Below are records to transcribe exactly, without their pictures.

## Data provided
☆ ☆ ☆ ☆ ☆ ☆ ☆
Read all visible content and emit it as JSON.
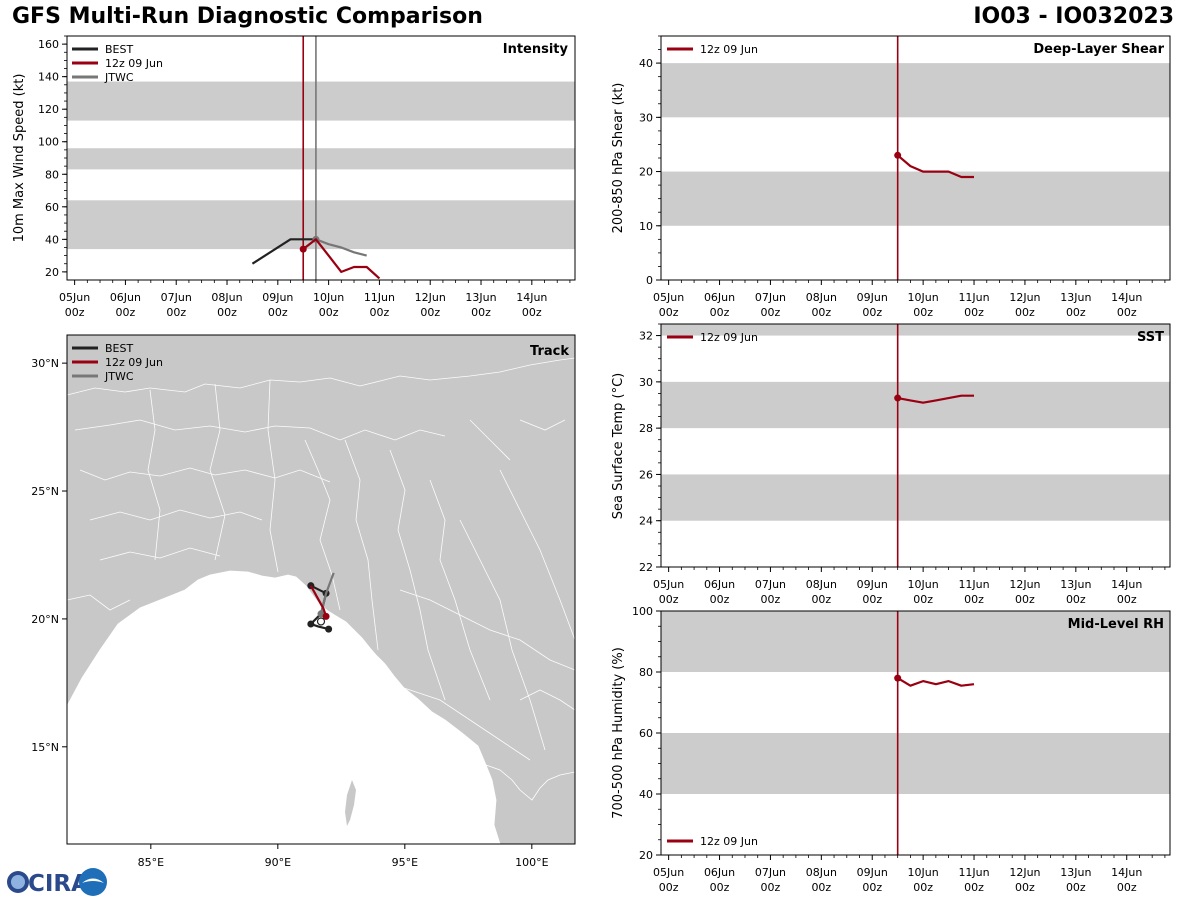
{
  "header": {
    "title": "GFS Multi-Run Diagnostic Comparison",
    "storm_id": "IO03 - IO032023"
  },
  "logo": {
    "text": "CIRA",
    "icon": "cira-logo-icon"
  },
  "colors": {
    "best": "#222222",
    "run": "#990011",
    "jtwc": "#777777",
    "band": "#cccccc",
    "land": "#c8c8c8",
    "border": "#ffffff"
  },
  "time_axis": {
    "ticks": [
      {
        "t": 0,
        "day": "05Jun",
        "hr": "00z"
      },
      {
        "t": 1,
        "day": "06Jun",
        "hr": "00z"
      },
      {
        "t": 2,
        "day": "07Jun",
        "hr": "00z"
      },
      {
        "t": 3,
        "day": "08Jun",
        "hr": "00z"
      },
      {
        "t": 4,
        "day": "09Jun",
        "hr": "00z"
      },
      {
        "t": 5,
        "day": "10Jun",
        "hr": "00z"
      },
      {
        "t": 6,
        "day": "11Jun",
        "hr": "00z"
      },
      {
        "t": 7,
        "day": "12Jun",
        "hr": "00z"
      },
      {
        "t": 8,
        "day": "13Jun",
        "hr": "00z"
      },
      {
        "t": 9,
        "day": "14Jun",
        "hr": "00z"
      }
    ],
    "range_days": [
      -0.15,
      9.85
    ],
    "note": "t = days since 05Jun 00z"
  },
  "chart_data": [
    {
      "id": "intensity",
      "type": "line",
      "title": "Intensity",
      "ylabel": "10m Max Wind Speed (kt)",
      "ylim": [
        15,
        165
      ],
      "yticks": [
        20,
        40,
        60,
        80,
        100,
        120,
        140,
        160
      ],
      "bands": [
        [
          34,
          64
        ],
        [
          83,
          96
        ],
        [
          113,
          137
        ]
      ],
      "vlines": [
        {
          "t": 4.5,
          "series": "run"
        },
        {
          "t": 4.75,
          "series": "jtwc"
        }
      ],
      "legend": [
        {
          "label": "BEST",
          "series": "best"
        },
        {
          "label": "12z 09 Jun",
          "series": "run"
        },
        {
          "label": "JTWC",
          "series": "jtwc"
        }
      ],
      "series": [
        {
          "name": "BEST",
          "key": "best",
          "x": [
            3.5,
            4.25,
            4.5,
            4.75
          ],
          "y": [
            25,
            40,
            40,
            40
          ],
          "markers": []
        },
        {
          "name": "JTWC",
          "key": "jtwc",
          "x": [
            4.75,
            5.0,
            5.25,
            5.5,
            5.75
          ],
          "y": [
            40,
            37,
            35,
            32,
            30
          ],
          "markers": [
            0
          ]
        },
        {
          "name": "12z 09 Jun",
          "key": "run",
          "x": [
            4.5,
            4.75,
            5.0,
            5.25,
            5.5,
            5.75,
            6.0
          ],
          "y": [
            34,
            40,
            30,
            20,
            23,
            23,
            16
          ],
          "markers": [
            0
          ]
        }
      ]
    },
    {
      "id": "shear",
      "type": "line",
      "title": "Deep-Layer Shear",
      "ylabel": "200-850 hPa Shear (kt)",
      "ylim": [
        0,
        45
      ],
      "yticks": [
        0,
        10,
        20,
        30,
        40
      ],
      "bands": [
        [
          10,
          20
        ],
        [
          30,
          40
        ]
      ],
      "vlines": [
        {
          "t": 4.5,
          "series": "run"
        }
      ],
      "legend": [
        {
          "label": "12z 09 Jun",
          "series": "run"
        }
      ],
      "series": [
        {
          "name": "12z 09 Jun",
          "key": "run",
          "x": [
            4.5,
            4.75,
            5.0,
            5.25,
            5.5,
            5.75,
            6.0
          ],
          "y": [
            23,
            21,
            20,
            20,
            20,
            19,
            19
          ],
          "markers": [
            0
          ]
        }
      ]
    },
    {
      "id": "sst",
      "type": "line",
      "title": "SST",
      "ylabel": "Sea Surface Temp (°C)",
      "ylim": [
        22,
        32.5
      ],
      "yticks": [
        22,
        24,
        26,
        28,
        30,
        32
      ],
      "bands": [
        [
          24,
          26
        ],
        [
          28,
          30
        ],
        [
          32,
          34
        ]
      ],
      "vlines": [
        {
          "t": 4.5,
          "series": "run"
        }
      ],
      "legend": [
        {
          "label": "12z 09 Jun",
          "series": "run"
        }
      ],
      "series": [
        {
          "name": "12z 09 Jun",
          "key": "run",
          "x": [
            4.5,
            4.75,
            5.0,
            5.25,
            5.5,
            5.75,
            6.0
          ],
          "y": [
            29.3,
            29.2,
            29.1,
            29.2,
            29.3,
            29.4,
            29.4
          ],
          "markers": [
            0
          ]
        }
      ]
    },
    {
      "id": "rh",
      "type": "line",
      "title": "Mid-Level RH",
      "ylabel": "700-500 hPa Humidity (%)",
      "ylim": [
        20,
        100
      ],
      "yticks": [
        20,
        40,
        60,
        80,
        100
      ],
      "bands": [
        [
          40,
          60
        ],
        [
          80,
          100
        ]
      ],
      "vlines": [
        {
          "t": 4.5,
          "series": "run"
        }
      ],
      "legend": [
        {
          "label": "12z 09 Jun",
          "series": "run"
        }
      ],
      "legend_position": "bottom-left",
      "series": [
        {
          "name": "12z 09 Jun",
          "key": "run",
          "x": [
            4.5,
            4.75,
            5.0,
            5.25,
            5.5,
            5.75,
            6.0
          ],
          "y": [
            78,
            75.5,
            77,
            76,
            77,
            75.5,
            76
          ],
          "markers": [
            0
          ]
        }
      ]
    },
    {
      "id": "track",
      "type": "map",
      "title": "Track",
      "xlim": [
        81.7,
        101.7
      ],
      "ylim": [
        11.2,
        31.1
      ],
      "xticks": [
        {
          "v": 85,
          "label": "85°E"
        },
        {
          "v": 90,
          "label": "90°E"
        },
        {
          "v": 95,
          "label": "95°E"
        },
        {
          "v": 100,
          "label": "100°E"
        }
      ],
      "yticks": [
        {
          "v": 15,
          "label": "15°N"
        },
        {
          "v": 20,
          "label": "20°N"
        },
        {
          "v": 25,
          "label": "25°N"
        },
        {
          "v": 30,
          "label": "30°N"
        }
      ],
      "legend": [
        {
          "label": "BEST",
          "series": "best"
        },
        {
          "label": "12z 09 Jun",
          "series": "run"
        },
        {
          "label": "JTWC",
          "series": "jtwc"
        }
      ],
      "series": [
        {
          "name": "BEST",
          "key": "best",
          "lon": [
            92.0,
            91.6,
            91.3,
            91.7,
            91.9,
            91.3
          ],
          "lat": [
            19.6,
            19.7,
            19.8,
            20.2,
            21.0,
            21.3
          ],
          "markers": [
            0,
            2,
            4,
            5
          ]
        },
        {
          "name": "JTWC",
          "key": "jtwc",
          "lon": [
            91.7,
            91.9,
            92.2
          ],
          "lat": [
            20.2,
            21.0,
            21.8
          ],
          "markers": [
            0
          ]
        },
        {
          "name": "12z 09 Jun",
          "key": "run",
          "lon": [
            91.3,
            91.8,
            91.9
          ],
          "lat": [
            21.3,
            20.4,
            20.1
          ],
          "markers": [
            2
          ]
        }
      ],
      "open_marker": {
        "lon": 91.7,
        "lat": 19.9
      }
    }
  ]
}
☆ ☆ ☆ ☆ ☆ ☆ ☆
## Complete answer
Read all visible content and emit it as JSON.
{
  "header": {
    "title": "GFS Multi-Run Diagnostic Comparison",
    "storm_id": "IO03 - IO032023"
  },
  "logo": {
    "text": "CIRA",
    "icon": "cira-logo-icon"
  },
  "colors": {
    "best": "#222222",
    "run": "#990011",
    "jtwc": "#777777",
    "band": "#cccccc",
    "land": "#c8c8c8",
    "border": "#ffffff"
  },
  "time_axis": {
    "ticks": [
      {
        "t": 0,
        "day": "05Jun",
        "hr": "00z"
      },
      {
        "t": 1,
        "day": "06Jun",
        "hr": "00z"
      },
      {
        "t": 2,
        "day": "07Jun",
        "hr": "00z"
      },
      {
        "t": 3,
        "day": "08Jun",
        "hr": "00z"
      },
      {
        "t": 4,
        "day": "09Jun",
        "hr": "00z"
      },
      {
        "t": 5,
        "day": "10Jun",
        "hr": "00z"
      },
      {
        "t": 6,
        "day": "11Jun",
        "hr": "00z"
      },
      {
        "t": 7,
        "day": "12Jun",
        "hr": "00z"
      },
      {
        "t": 8,
        "day": "13Jun",
        "hr": "00z"
      },
      {
        "t": 9,
        "day": "14Jun",
        "hr": "00z"
      }
    ],
    "range_days": [
      -0.15,
      9.85
    ],
    "note": "t = days since 05Jun 00z"
  },
  "chart_data": [
    {
      "id": "intensity",
      "type": "line",
      "title": "Intensity",
      "ylabel": "10m Max Wind Speed (kt)",
      "ylim": [
        15,
        165
      ],
      "yticks": [
        20,
        40,
        60,
        80,
        100,
        120,
        140,
        160
      ],
      "bands": [
        [
          34,
          64
        ],
        [
          83,
          96
        ],
        [
          113,
          137
        ]
      ],
      "vlines": [
        {
          "t": 4.5,
          "series": "run"
        },
        {
          "t": 4.75,
          "series": "jtwc"
        }
      ],
      "legend": [
        {
          "label": "BEST",
          "series": "best"
        },
        {
          "label": "12z 09 Jun",
          "series": "run"
        },
        {
          "label": "JTWC",
          "series": "jtwc"
        }
      ],
      "series": [
        {
          "name": "BEST",
          "key": "best",
          "x": [
            3.5,
            4.25,
            4.5,
            4.75
          ],
          "y": [
            25,
            40,
            40,
            40
          ],
          "markers": []
        },
        {
          "name": "JTWC",
          "key": "jtwc",
          "x": [
            4.75,
            5.0,
            5.25,
            5.5,
            5.75
          ],
          "y": [
            40,
            37,
            35,
            32,
            30
          ],
          "markers": [
            0
          ]
        },
        {
          "name": "12z 09 Jun",
          "key": "run",
          "x": [
            4.5,
            4.75,
            5.0,
            5.25,
            5.5,
            5.75,
            6.0
          ],
          "y": [
            34,
            40,
            30,
            20,
            23,
            23,
            16
          ],
          "markers": [
            0
          ]
        }
      ]
    },
    {
      "id": "shear",
      "type": "line",
      "title": "Deep-Layer Shear",
      "ylabel": "200-850 hPa Shear (kt)",
      "ylim": [
        0,
        45
      ],
      "yticks": [
        0,
        10,
        20,
        30,
        40
      ],
      "bands": [
        [
          10,
          20
        ],
        [
          30,
          40
        ]
      ],
      "vlines": [
        {
          "t": 4.5,
          "series": "run"
        }
      ],
      "legend": [
        {
          "label": "12z 09 Jun",
          "series": "run"
        }
      ],
      "series": [
        {
          "name": "12z 09 Jun",
          "key": "run",
          "x": [
            4.5,
            4.75,
            5.0,
            5.25,
            5.5,
            5.75,
            6.0
          ],
          "y": [
            23,
            21,
            20,
            20,
            20,
            19,
            19
          ],
          "markers": [
            0
          ]
        }
      ]
    },
    {
      "id": "sst",
      "type": "line",
      "title": "SST",
      "ylabel": "Sea Surface Temp (°C)",
      "ylim": [
        22,
        32.5
      ],
      "yticks": [
        22,
        24,
        26,
        28,
        30,
        32
      ],
      "bands": [
        [
          24,
          26
        ],
        [
          28,
          30
        ],
        [
          32,
          34
        ]
      ],
      "vlines": [
        {
          "t": 4.5,
          "series": "run"
        }
      ],
      "legend": [
        {
          "label": "12z 09 Jun",
          "series": "run"
        }
      ],
      "series": [
        {
          "name": "12z 09 Jun",
          "key": "run",
          "x": [
            4.5,
            4.75,
            5.0,
            5.25,
            5.5,
            5.75,
            6.0
          ],
          "y": [
            29.3,
            29.2,
            29.1,
            29.2,
            29.3,
            29.4,
            29.4
          ],
          "markers": [
            0
          ]
        }
      ]
    },
    {
      "id": "rh",
      "type": "line",
      "title": "Mid-Level RH",
      "ylabel": "700-500 hPa Humidity (%)",
      "ylim": [
        20,
        100
      ],
      "yticks": [
        20,
        40,
        60,
        80,
        100
      ],
      "bands": [
        [
          40,
          60
        ],
        [
          80,
          100
        ]
      ],
      "vlines": [
        {
          "t": 4.5,
          "series": "run"
        }
      ],
      "legend": [
        {
          "label": "12z 09 Jun",
          "series": "run"
        }
      ],
      "legend_position": "bottom-left",
      "series": [
        {
          "name": "12z 09 Jun",
          "key": "run",
          "x": [
            4.5,
            4.75,
            5.0,
            5.25,
            5.5,
            5.75,
            6.0
          ],
          "y": [
            78,
            75.5,
            77,
            76,
            77,
            75.5,
            76
          ],
          "markers": [
            0
          ]
        }
      ]
    },
    {
      "id": "track",
      "type": "map",
      "title": "Track",
      "xlim": [
        81.7,
        101.7
      ],
      "ylim": [
        11.2,
        31.1
      ],
      "xticks": [
        {
          "v": 85,
          "label": "85°E"
        },
        {
          "v": 90,
          "label": "90°E"
        },
        {
          "v": 95,
          "label": "95°E"
        },
        {
          "v": 100,
          "label": "100°E"
        }
      ],
      "yticks": [
        {
          "v": 15,
          "label": "15°N"
        },
        {
          "v": 20,
          "label": "20°N"
        },
        {
          "v": 25,
          "label": "25°N"
        },
        {
          "v": 30,
          "label": "30°N"
        }
      ],
      "legend": [
        {
          "label": "BEST",
          "series": "best"
        },
        {
          "label": "12z 09 Jun",
          "series": "run"
        },
        {
          "label": "JTWC",
          "series": "jtwc"
        }
      ],
      "series": [
        {
          "name": "BEST",
          "key": "best",
          "lon": [
            92.0,
            91.6,
            91.3,
            91.7,
            91.9,
            91.3
          ],
          "lat": [
            19.6,
            19.7,
            19.8,
            20.2,
            21.0,
            21.3
          ],
          "markers": [
            0,
            2,
            4,
            5
          ]
        },
        {
          "name": "JTWC",
          "key": "jtwc",
          "lon": [
            91.7,
            91.9,
            92.2
          ],
          "lat": [
            20.2,
            21.0,
            21.8
          ],
          "markers": [
            0
          ]
        },
        {
          "name": "12z 09 Jun",
          "key": "run",
          "lon": [
            91.3,
            91.8,
            91.9
          ],
          "lat": [
            21.3,
            20.4,
            20.1
          ],
          "markers": [
            2
          ]
        }
      ],
      "open_marker": {
        "lon": 91.7,
        "lat": 19.9
      }
    }
  ]
}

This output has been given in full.